- Problème posé 1 -
D'après l'article sur les marchés et le risque politique, répondez aux questions suivantes :
(a) En quelle année le Cartel a-t-il explosé ?
(b) Quelle dette joue le rôle de « dette de référence » implicite pour les taux ?
(c) Quels sont les deux prix que les marchés donnent en particulier ?
- Problème posé 2 -
Traduisez en anglais la phrase suivante de l'article sur les marchés et le risque politique : « Les financiers ne sont pas des directeurs de conscience et ne décernent pas le label de « bon » ou de « mauvais » choix. »
- Problème posé 3 -
Reproduisez le passage de l'article sur les marchés et le risque politique qui commence à « Bien sûr, les » et se termine à « face au dollar. », en substituant « prêteurs » à « banquiers ».

- Bloc de texte -
* * * *
Les marchés et le dévoilement du risque politique

2 July 2024

Accusés d’être un « mur de l’argent », les marchés ne font que donner le prix de nos choix. Ils mesurent ainsi le risque des politiques économiques les plus radicales.

Après la victoire du Cartel des Gauches il y a tout juste 100 ans, très vite le gouvernement du radical Edouard Herriot avait accusé les financiers d’avoir saboté ses réformes et généré l’effondrement de la monnaie, ce qui avait provoqué la chute du gouvernement un an plus tard et l’explosion du Cartel en 1926. Le « Mur de l’Agent » était né.

Bien sûr, les banquiers génois, florentins ou allemands, avaient déjà été aux prises avec l’acrimonie des Rois de France, de Philippe Le Bel à François 1er, désireux de dépenser comme bon leur semblait et surtout de rembourser à leur guise. Mais rien de structuré. Pour la première fois aussi clairement dans l’histoire politique française, l’accusation était portée envers « les marchés » d’aller contre la démocratie si celle-ci faisait des choix contraires à leurs intérêts.

Et c’est un peu la petite musique qui est montée tout au long de la campagne des législatives, à mesure que les commentaires inquiets se multipliaient sur l’écartement grandissant entre le rendement du Bund et celui de l’OAT, et de l’affaiblissement – très modeste au demeurant – de l’euro face au dollar.

En réalité, les marchés ne profèrent aucun jugement, ils donnent juste des prix, et en particulier le prix du risque et le prix du temps, à des scénarios politiques qui ont des probabilités non nulles de se matérialiser. C’est précisément ce « dévoilement » du risque politique auquel nous avons assisté lors des jours et semaines qui ont suivi la dissolution.

En outre, ils ne donnent pas ce prix du risque, ce « coût de nos choix possibles » en absolu mais toujours en relatif, par rapport à une référence. C’est très clair pour les devises, au travers des une « paires » de devises (Euro dollar, euro franc suisse, dollar yen…), mais ça l’est aussi pour les taux où on a une référence explicite, le cash, celui qui est sans risque instantanément – mais aux prises avec l’érosion de l’inflation – et une autre, implicite, dans le cas d’une « dette de référence » – dans ce cas précis, le Bund allemand – en termes de risque à la fois de non-remboursement – risque de crédit – mais aussi de volatilité – risque de taux – ou de liquidité.

Le message convoyé par ces évolutions n’a rien de politique. Les financiers ne sont pas des directeurs de conscience et ne décernent pas le label de « bon » ou de « mauvais » choix. Ce qu’ils démontrent c’est qu’en démocratie, si tout est légitime, on ne peut s’exonérer des règles de l’économie, en particulier quand on se finance à crédit et qu’on dépend de l’épargne étrangère.
* * * *
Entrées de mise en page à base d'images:
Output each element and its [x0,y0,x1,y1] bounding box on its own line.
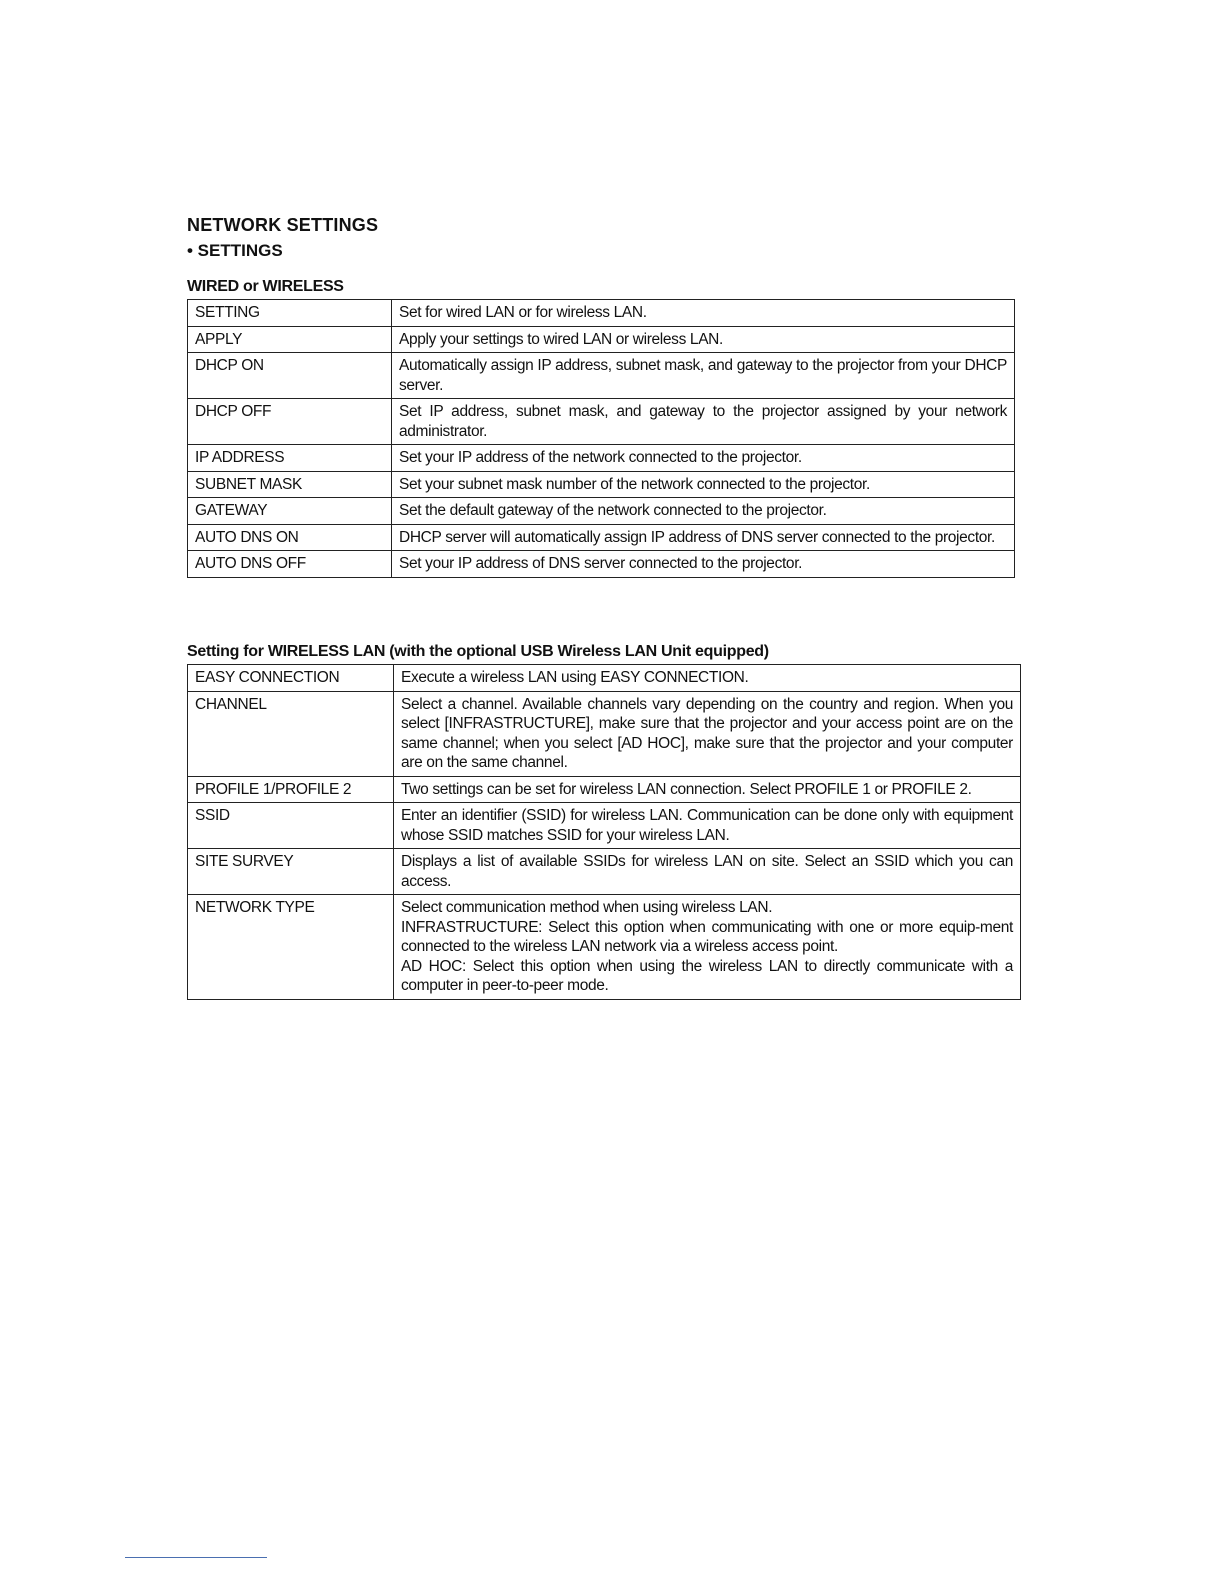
setting-term: SUBNET MASK [188,471,392,498]
setting-term: SSID [188,803,394,849]
setting-description: Execute a wireless LAN using EASY CONNECTION. [394,665,1021,692]
table-row [188,471,1015,498]
table-row [188,803,1021,849]
table-row [188,353,1015,399]
setting-description: Select a channel. Available channels vary depending on the country and region. When you select [INFRASTRUCTURE], make sure that the projector and your access point are on the same channel; when you select [AD HOC], make sure that the projector and your computer are on the same channel. [394,691,1021,776]
wireless-section-heading: Setting for WIRELESS LAN (with the optional USB Wireless LAN Unit equipped) [187,643,769,660]
setting-description: DHCP server will automatically assign IP address of DNS server connected to the projector. [392,524,1015,551]
setting-term: AUTO DNS OFF [188,551,392,578]
wired-section-heading: WIRED or WIRELESS [187,278,344,295]
wired-settings-table [187,299,1015,578]
table-row [188,665,1021,692]
setting-term: EASY CONNECTION [188,665,394,692]
table-row [188,326,1015,353]
setting-term: DHCP OFF [188,399,392,445]
table-row [188,399,1015,445]
table-row [188,895,1021,1000]
setting-description: Set your IP address of the network connected to the projector. [392,445,1015,472]
setting-description: Set for wired LAN or for wireless LAN. [392,300,1015,327]
setting-description: Set the default gateway of the network connected to the projector. [392,498,1015,525]
setting-description: Set your subnet mask number of the network connected to the projector. [392,471,1015,498]
setting-term: AUTO DNS ON [188,524,392,551]
table-row [188,691,1021,776]
settings-subtitle: • SETTINGS [187,241,283,260]
table-row [188,524,1015,551]
setting-term: SETTING [188,300,392,327]
setting-description: Set IP address, subnet mask, and gateway to the projector assigned by your network administrator. [392,399,1015,445]
setting-term: CHANNEL [188,691,394,776]
table-row [188,498,1015,525]
page-title: NETWORK SETTINGS [187,215,379,235]
setting-description: Automatically assign IP address, subnet mask, and gateway to the projector from your DHCP server. [392,353,1015,399]
setting-term: PROFILE 1/PROFILE 2 [188,776,394,803]
setting-term: GATEWAY [188,498,392,525]
setting-term: NETWORK TYPE [188,895,394,1000]
ad-hoc-option: AD HOC: Select this option when using the wireless LAN to directly communicate with a computer in peer-to-peer mode. [401,957,1013,994]
setting-term: DHCP ON [188,353,392,399]
setting-term: APPLY [188,326,392,353]
network-type-intro: Select communication method when using wireless LAN. [401,899,773,916]
table-row [188,551,1015,578]
setting-description: Two settings can be set for wireless LAN connection. Select PROFILE 1 or PROFILE 2. [394,776,1021,803]
wireless-settings-table [187,664,1021,1000]
table-row [188,849,1021,895]
setting-term: IP ADDRESS [188,445,392,472]
setting-description: Enter an identifier (SSID) for wireless LAN. Communication can be done only with equipment whose SSID matches SSID for your wireless LAN. [394,803,1021,849]
table-row [188,300,1015,327]
setting-description [394,895,1021,1000]
setting-description: Displays a list of available SSIDs for wireless LAN on site. Select an SSID which you can access. [394,849,1021,895]
table-row [188,776,1021,803]
setting-description: Set your IP address of DNS server connected to the projector. [392,551,1015,578]
table-row [188,445,1015,472]
setting-description: Apply your settings to wired LAN or wireless LAN. [392,326,1015,353]
infrastructure-option: INFRASTRUCTURE: Select this option when communicating with one or more equip-ment connected to the wireless LAN network via a wireless access point. [401,918,1013,955]
setting-term: SITE SURVEY [188,849,394,895]
footnote-divider [125,1557,267,1558]
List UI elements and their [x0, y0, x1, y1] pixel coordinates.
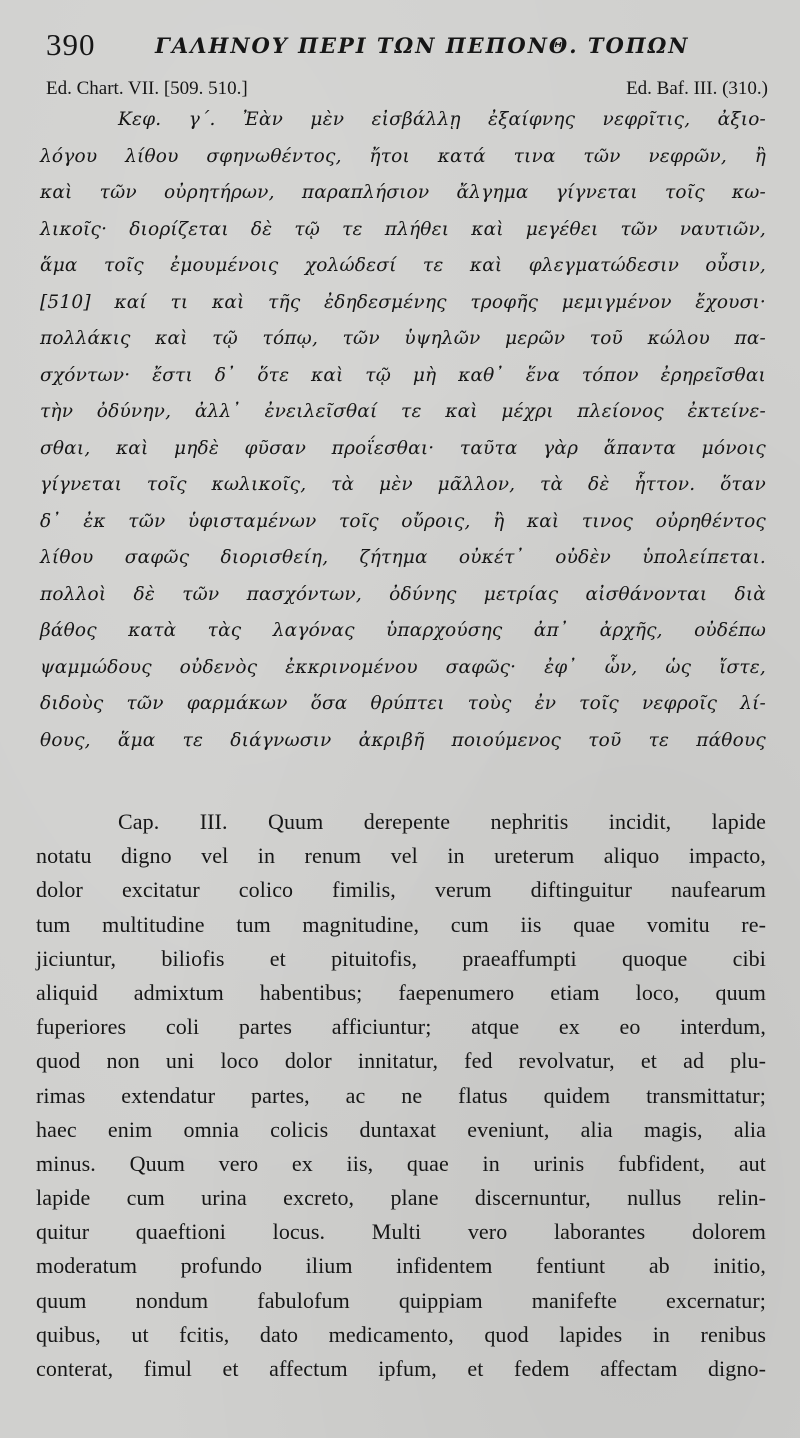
* * * *
- Réponse attendue 1 -
(a) En 1926.
(b) Le Bund allemand.
(c) Le prix du risque et le prix du temps.

- Réponse attendue 2 -
Financiers are not spiritual advisers, and they do not hand out the label of "good" or "bad" choices.

- Réponse attendue 3 -
Bien sûr, les prêteurs génois, florentins ou allemands, avaient déjà été aux prises avec l’acrimonie des Rois de France, de Philippe Le Bel à François 1er, désireux de dépenser comme bon leur semblait et surtout de rembourser à leur guise. Mais rien de structuré. Pour la première fois aussi clairement dans l’histoire politique française, l’accusation était portée envers « les marchés » d’aller contre la démocratie si celle-ci faisait des choix contraires à leurs intérêts.

Et c’est un peu la petite musique qui est montée tout au long de la campagne des législatives, à mesure que les commentaires inquiets se multipliaient sur l’écartement grandissant entre le rendement du Bund et celui de l’OAT, et de l’affaiblissement – très modeste au demeurant – de l’euro face au dollar.